(Data entries)
▼

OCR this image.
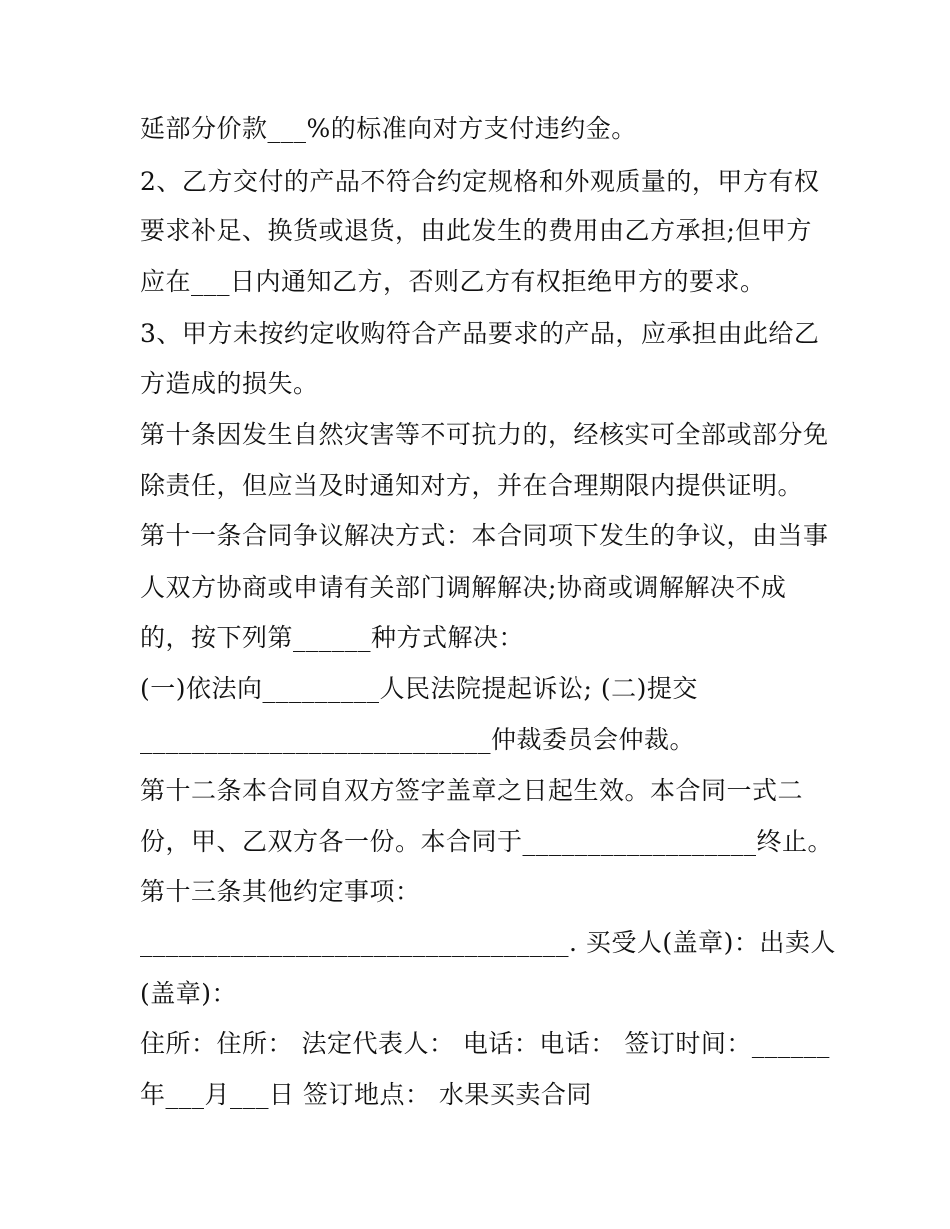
延部分价款___%的标准向对方支付违约金。
2、乙方交付的产品不符合约定规格和外观质量的，甲方有权
要求补足、换货或退货，由此发生的费用由乙方承担;但甲方
应在___日内通知乙方，否则乙方有权拒绝甲方的要求。
3、甲方未按约定收购符合产品要求的产品，应承担由此给乙
方造成的损失。
第十条因发生自然灾害等不可抗力的，经核实可全部或部分免
除责任，但应当及时通知对方，并在合理期限内提供证明。
第十一条合同争议解决方式：本合同项下发生的争议，由当事
人双方协商或申请有关部门调解解决;协商或调解解决不成
的，按下列第______种方式解决：
(一)依法向_________人民法院提起诉讼; (二)提交
___________________________仲裁委员会仲裁。
第十二条本合同自双方签字盖章之日起生效。本合同一式二
份，甲、乙双方各一份。本合同于__________________终止。
第十三条其他约定事项：
_________________________________. 买受人(盖章)：出卖人
(盖章)：
住所：住所： 法定代表人： 电话：电话： 签订时间：______
年___月___日 签订地点： 水果买卖合同
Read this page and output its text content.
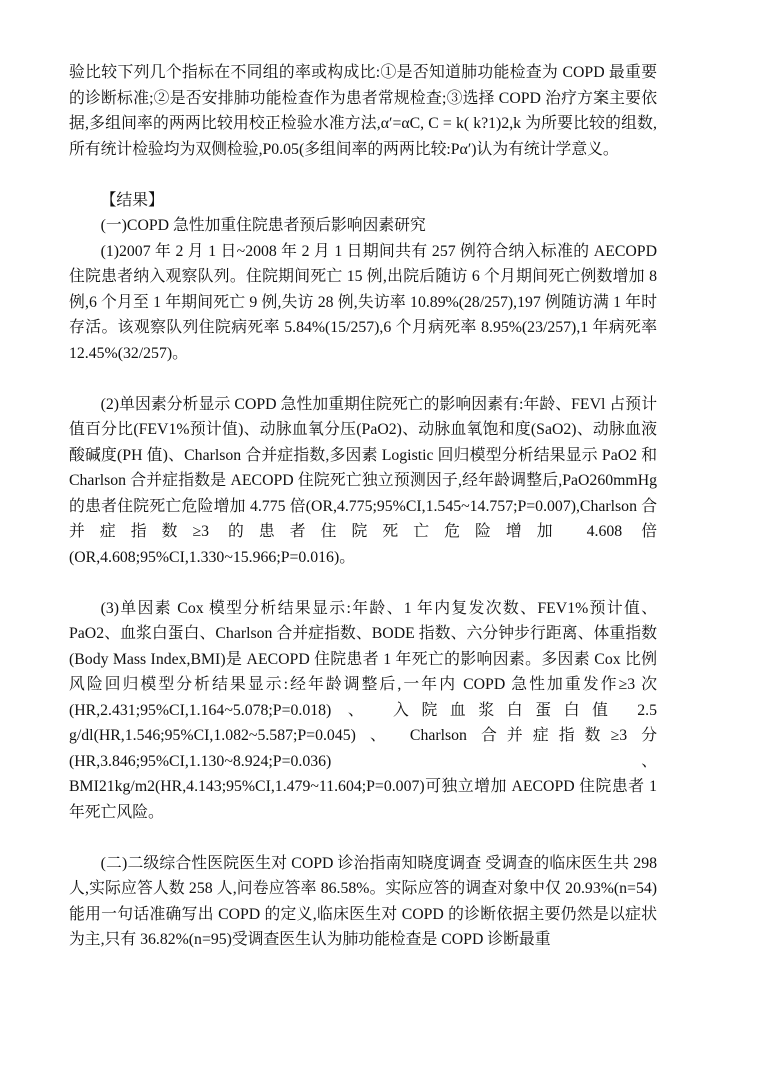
验比较下列几个指标在不同组的率或构成比:①是否知道肺功能检查为 COPD 最重要的诊断标准;②是否安排肺功能检查作为患者常规检查;③选择 COPD 治疗方案主要依据,多组间率的两两比较用校正检验水准方法,α′=αC, C = k( k?1)2,k 为所要比较的组数,所有统计检验均为双侧检验,P0.05(多组间率的两两比较:Pα′)认为有统计学意义。

【结果】

(一)COPD 急性加重住院患者预后影响因素研究

(1)2007 年 2 月 1 日~2008 年 2 月 1 日期间共有 257 例符合纳入标准的 AECOPD 住院患者纳入观察队列。住院期间死亡 15 例,出院后随访 6 个月期间死亡例数增加 8 例,6 个月至 1 年期间死亡 9 例,失访 28 例,失访率 10.89%(28/257),197 例随访满 1 年时存活。该观察队列住院病死率 5.84%(15/257),6 个月病死率 8.95%(23/257),1 年病死率 12.45%(32/257)。

(2)单因素分析显示 COPD 急性加重期住院死亡的影响因素有:年龄、FEVl 占预计值百分比(FEV1%预计值)、动脉血氧分压(PaO2)、动脉血氧饱和度(SaO2)、动脉血液酸碱度(PH 值)、Charlson 合并症指数,多因素 Logistic 回归模型分析结果显示 PaO2 和 Charlson 合并症指数是 AECOPD 住院死亡独立预测因子,经年龄调整后,PaO260mmHg 的患者住院死亡危险增加 4.775 倍(OR,4.775;95%CI,1.545~14.757;P=0.007),Charlson 合并症指数≥3 的患者住院死亡危险增加 4.608 倍(OR,4.608;95%CI,1.330~15.966;P=0.016)。

(3)单因素 Cox 模型分析结果显示:年龄、1 年内复发次数、FEV1%预计值、PaO2、血浆白蛋白、Charlson 合并症指数、BODE 指数、六分钟步行距离、体重指数(Body Mass Index,BMI)是 AECOPD 住院患者 1 年死亡的影响因素。多因素 Cox 比例风险回归模型分析结果显示:经年龄调整后,一年内 COPD 急性加重发作≥3 次(HR,2.431;95%CI,1.164~5.078;P=0.018) 、 入院血浆白蛋白值 2.5 g/dl(HR,1.546;95%CI,1.082~5.587;P=0.045) 、 Charlson 合并症指数≥3 分(HR,3.846;95%CI,1.130~8.924;P=0.036) 、 BMI21kg/m2(HR,4.143;95%CI,1.479~11.604;P=0.007)可独立增加 AECOPD 住院患者 1 年死亡风险。

(二)二级综合性医院医生对 COPD 诊治指南知晓度调查 受调查的临床医生共 298 人,实际应答人数 258 人,问卷应答率 86.58%。实际应答的调查对象中仅 20.93%(n=54)能用一句话准确写出 COPD 的定义,临床医生对 COPD 的诊断依据主要仍然是以症状为主,只有 36.82%(n=95)受调查医生认为肺功能检查是 COPD 诊断最重
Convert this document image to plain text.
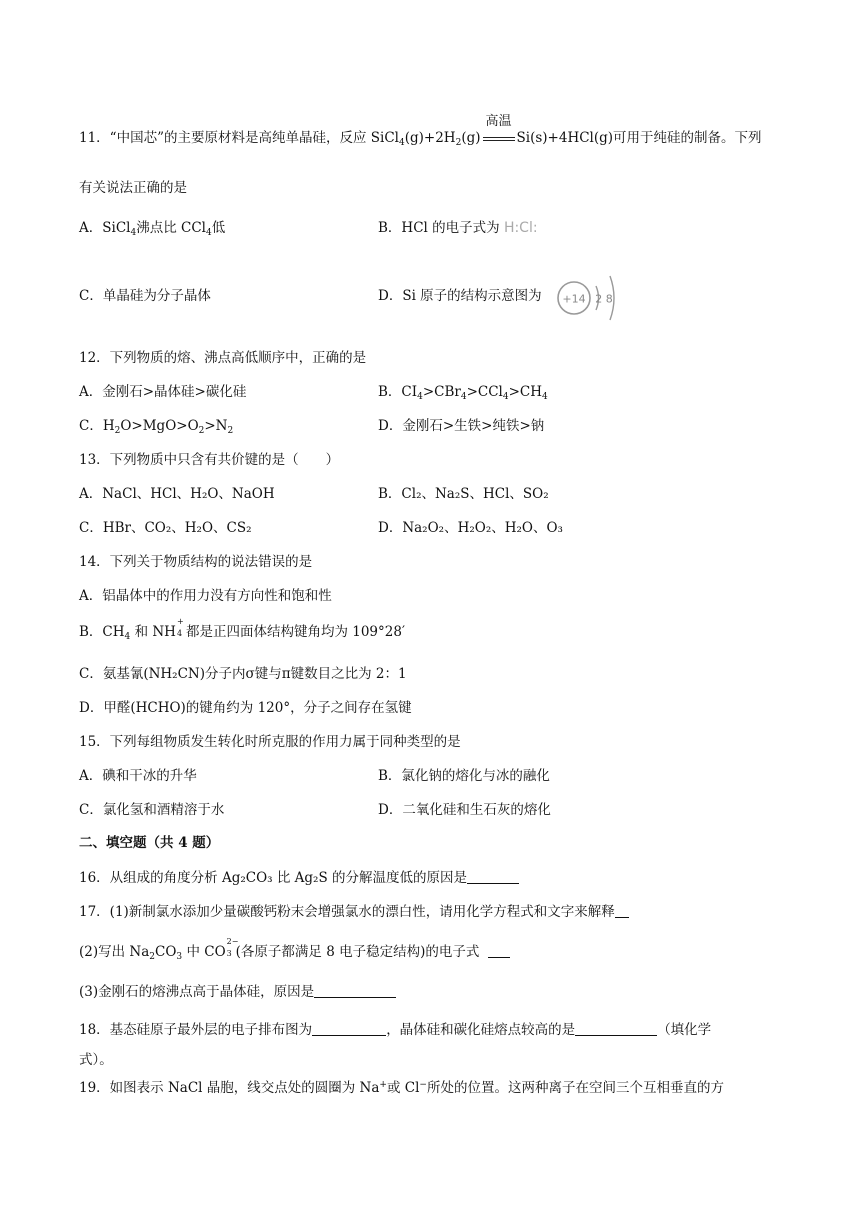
11．“中国芯”的主要原材料是高纯单晶硅，反应 $SiCl_4(g)+2H_2(g)$
高温
Si(s)+4HCl(g)可用于纯硅的制备。下列
有关说法正确的是
A．SiCl$_4$沸点比 CCl$_4$低	B．HCl 的电子式为 H:Cl:
C．单晶硅为分子晶体	D．Si 原子的结构示意图为 +14 2 8
12．下列物质的熔、沸点高低顺序中，正确的是
A．金刚石>晶体硅>碳化硅	B．$CI_4>CBr_4>CCl_4>CH_4$
C．$H_2O>MgO>O_2>N_2$	D．金刚石>生铁>纯铁>钠
13．下列物质中只含有共价键的是（　　）
A．NaCl、HCl、H₂O、NaOH	B．Cl₂、Na₂S、HCl、SO₂
C．HBr、CO₂、H₂O、CS₂	D．Na₂O₂、H₂O₂、H₂O、O₃
14．下列关于物质结构的说法错误的是
A．铝晶体中的作用力没有方向性和饱和性
B．$CH_4$ 和 NH
+
4 都是正四面体结构键角均为 109°28′
C．氨基氰(NH₂CN)分子内σ键与π键数目之比为 2：1
D．甲醛(HCHO)的键角约为 120°，分子之间存在氢键
15．下列每组物质发生转化时所克服的作用力属于同种类型的是
A．碘和干冰的升华	B．氯化钠的熔化与冰的融化
C．氯化氢和酒精溶于水	D．二氧化硅和生石灰的熔化
二、填空题（共 4 题）
16．从组成的角度分析 Ag₂CO₃ 比 Ag₂S 的分解温度低的原因是
17．(1)新制氯水添加少量碳酸钙粉末会增强氯水的漂白性，请用化学方程式和文字来解释
(2)写出 $Na_2CO_3$ 中 CO
2−
3 (各原子都满足 8 电子稳定结构)的电子式
(3)金刚石的熔沸点高于晶体硅，原因是
18．基态硅原子最外层的电子排布图为	，晶体硅和碳化硅熔点较高的是	（填化学
式）。
19．如图表示 NaCl 晶胞，线交点处的圆圈为 Na+或 Cl−所处的位置。这两种离子在空间三个互相垂直的方
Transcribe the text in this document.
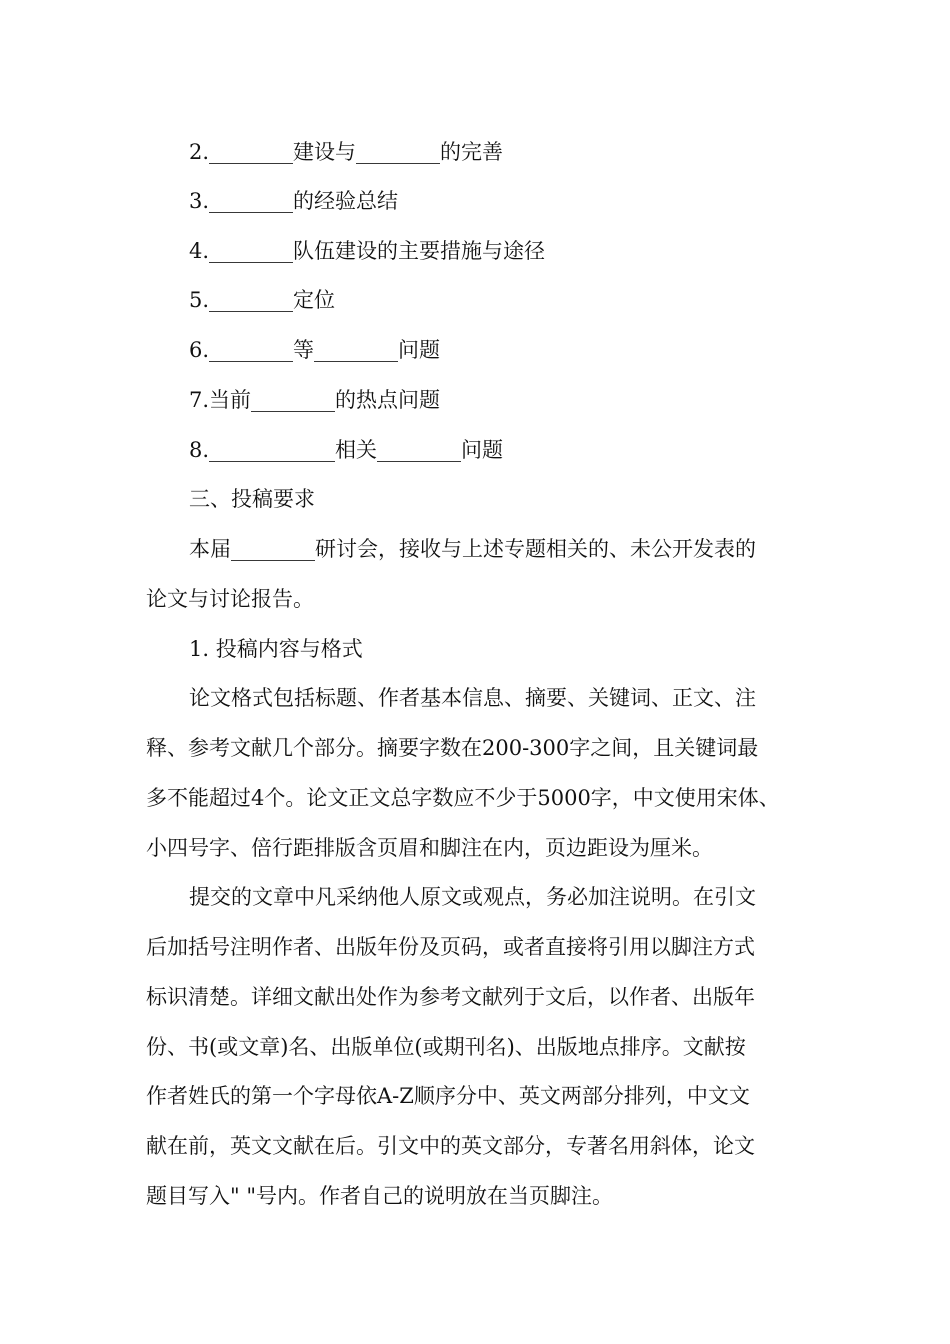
2.________建设与________的完善
3.________的经验总结
4.________队伍建设的主要措施与途径
5.________定位
6.________等________问题
7.当前________的热点问题
8.____________相关________问题
三、投稿要求
本届________研讨会，接收与上述专题相关的、未公开发表的
论文与讨论报告。
1. 投稿内容与格式
论文格式包括标题、作者基本信息、摘要、关键词、正文、注
释、参考文献几个部分。摘要字数在200-300字之间，且关键词最
多不能超过4个。论文正文总字数应不少于5000字，中文使用宋体、
小四号字、倍行距排版含页眉和脚注在内，页边距设为厘米。
提交的文章中凡采纳他人原文或观点，务必加注说明。在引文
后加括号注明作者、出版年份及页码，或者直接将引用以脚注方式
标识清楚。详细文献出处作为参考文献列于文后，以作者、出版年
份、书(或文章)名、出版单位(或期刊名)、出版地点排序。文献按
作者姓氏的第一个字母依A-Z顺序分中、英文两部分排列，中文文
献在前，英文文献在后。引文中的英文部分，专著名用斜体，论文
题目写入" "号内。作者自己的说明放在当页脚注。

▲

### YOUR INSTRUCTIONS:
Give the entries again word for word, but skip the pictures.

### EXERCISE RESPONSE:
OCR this image.
延部分价款___%的标准向对方支付违约金。
2、乙方交付的产品不符合约定规格和外观质量的，甲方有权
要求补足、换货或退货，由此发生的费用由乙方承担;但甲方
应在___日内通知乙方，否则乙方有权拒绝甲方的要求。
3、甲方未按约定收购符合产品要求的产品，应承担由此给乙
方造成的损失。
第十条因发生自然灾害等不可抗力的，经核实可全部或部分免
除责任，但应当及时通知对方，并在合理期限内提供证明。
第十一条合同争议解决方式：本合同项下发生的争议，由当事
人双方协商或申请有关部门调解解决;协商或调解解决不成
的，按下列第______种方式解决：
(一)依法向_________人民法院提起诉讼; (二)提交
___________________________仲裁委员会仲裁。
第十二条本合同自双方签字盖章之日起生效。本合同一式二
份，甲、乙双方各一份。本合同于__________________终止。
第十三条其他约定事项：
_________________________________. 买受人(盖章)：出卖人
(盖章)：
住所：住所： 法定代表人： 电话：电话： 签订时间：______
年___月___日 签订地点： 水果买卖合同
Read this page and output its text content.
验比较下列几个指标在不同组的率或构成比:①是否知道肺功能检查为 COPD 最重要的诊断标准;②是否安排肺功能检查作为患者常规检查;③选择 COPD 治疗方案主要依据,多组间率的两两比较用校正检验水准方法,α′=αC, C = k( k?1)2,k 为所要比较的组数,所有统计检验均为双侧检验,P0.05(多组间率的两两比较:Pα′)认为有统计学意义。

【结果】

(一)COPD 急性加重住院患者预后影响因素研究

(1)2007 年 2 月 1 日~2008 年 2 月 1 日期间共有 257 例符合纳入标准的 AECOPD 住院患者纳入观察队列。住院期间死亡 15 例,出院后随访 6 个月期间死亡例数增加 8 例,6 个月至 1 年期间死亡 9 例,失访 28 例,失访率 10.89%(28/257),197 例随访满 1 年时存活。该观察队列住院病死率 5.84%(15/257),6 个月病死率 8.95%(23/257),1 年病死率 12.45%(32/257)。

(2)单因素分析显示 COPD 急性加重期住院死亡的影响因素有:年龄、FEVl 占预计值百分比(FEV1%预计值)、动脉血氧分压(PaO2)、动脉血氧饱和度(SaO2)、动脉血液酸碱度(PH 值)、Charlson 合并症指数,多因素 Logistic 回归模型分析结果显示 PaO2 和 Charlson 合并症指数是 AECOPD 住院死亡独立预测因子,经年龄调整后,PaO260mmHg 的患者住院死亡危险增加 4.775 倍(OR,4.775;95%CI,1.545~14.757;P=0.007),Charlson 合并症指数≥3 的患者住院死亡危险增加 4.608 倍(OR,4.608;95%CI,1.330~15.966;P=0.016)。

(3)单因素 Cox 模型分析结果显示:年龄、1 年内复发次数、FEV1%预计值、PaO2、血浆白蛋白、Charlson 合并症指数、BODE 指数、六分钟步行距离、体重指数(Body Mass Index,BMI)是 AECOPD 住院患者 1 年死亡的影响因素。多因素 Cox 比例风险回归模型分析结果显示:经年龄调整后,一年内 COPD 急性加重发作≥3 次(HR,2.431;95%CI,1.164~5.078;P=0.018) 、 入院血浆白蛋白值 2.5 g/dl(HR,1.546;95%CI,1.082~5.587;P=0.045) 、 Charlson 合并症指数≥3 分(HR,3.846;95%CI,1.130~8.924;P=0.036) 、 BMI21kg/m2(HR,4.143;95%CI,1.479~11.604;P=0.007)可独立增加 AECOPD 住院患者 1 年死亡风险。

(二)二级综合性医院医生对 COPD 诊治指南知晓度调查 受调查的临床医生共 298 人,实际应答人数 258 人,问卷应答率 86.58%。实际应答的调查对象中仅 20.93%(n=54)能用一句话准确写出 COPD 的定义,临床医生对 COPD 的诊断依据主要仍然是以症状为主,只有 36.82%(n=95)受调查医生认为肺功能检查是 COPD 诊断最重
Convert this document image to plain text.
11．“中国芯”的主要原材料是高纯单晶硅，反应 $SiCl_4(g)+2H_2(g)$
高温
Si(s)+4HCl(g)可用于纯硅的制备。下列
有关说法正确的是
A．SiCl$_4$沸点比 CCl$_4$低	B．HCl 的电子式为 H:Cl:
C．单晶硅为分子晶体	D．Si 原子的结构示意图为 +14 2 8
12．下列物质的熔、沸点高低顺序中，正确的是
A．金刚石>晶体硅>碳化硅	B．$CI_4>CBr_4>CCl_4>CH_4$
C．$H_2O>MgO>O_2>N_2$	D．金刚石>生铁>纯铁>钠
13．下列物质中只含有共价键的是（　　）
A．NaCl、HCl、H₂O、NaOH	B．Cl₂、Na₂S、HCl、SO₂
C．HBr、CO₂、H₂O、CS₂	D．Na₂O₂、H₂O₂、H₂O、O₃
14．下列关于物质结构的说法错误的是
A．铝晶体中的作用力没有方向性和饱和性
B．$CH_4$ 和 NH
+
4 都是正四面体结构键角均为 109°28′
C．氨基氰(NH₂CN)分子内σ键与π键数目之比为 2：1
D．甲醛(HCHO)的键角约为 120°，分子之间存在氢键
15．下列每组物质发生转化时所克服的作用力属于同种类型的是
A．碘和干冰的升华	B．氯化钠的熔化与冰的融化
C．氯化氢和酒精溶于水	D．二氧化硅和生石灰的熔化
二、填空题（共 4 题）
16．从组成的角度分析 Ag₂CO₃ 比 Ag₂S 的分解温度低的原因是
17．(1)新制氯水添加少量碳酸钙粉末会增强氯水的漂白性，请用化学方程式和文字来解释
(2)写出 $Na_2CO_3$ 中 CO
2−
3 (各原子都满足 8 电子稳定结构)的电子式
(3)金刚石的熔沸点高于晶体硅，原因是
18．基态硅原子最外层的电子排布图为	，晶体硅和碳化硅熔点较高的是	（填化学
式）。
19．如图表示 NaCl 晶胞，线交点处的圆圈为 Na+或 Cl−所处的位置。这两种离子在空间三个互相垂直的方
Transcribe the text in this document.
2.________建设与________的完善
3.________的经验总结
4.________队伍建设的主要措施与途径
5.________定位
6.________等________问题
7.当前________的热点问题
8.____________相关________问题
三、投稿要求
本届________研讨会，接收与上述专题相关的、未公开发表的
论文与讨论报告。
1. 投稿内容与格式
论文格式包括标题、作者基本信息、摘要、关键词、正文、注
释、参考文献几个部分。摘要字数在200-300字之间，且关键词最
多不能超过4个。论文正文总字数应不少于5000字，中文使用宋体、
小四号字、倍行距排版含页眉和脚注在内，页边距设为厘米。
提交的文章中凡采纳他人原文或观点，务必加注说明。在引文
后加括号注明作者、出版年份及页码，或者直接将引用以脚注方式
标识清楚。详细文献出处作为参考文献列于文后，以作者、出版年
份、书(或文章)名、出版单位(或期刊名)、出版地点排序。文献按
作者姓氏的第一个字母依A-Z顺序分中、英文两部分排列，中文文
献在前，英文文献在后。引文中的英文部分，专著名用斜体，论文
题目写入" "号内。作者自己的说明放在当页脚注。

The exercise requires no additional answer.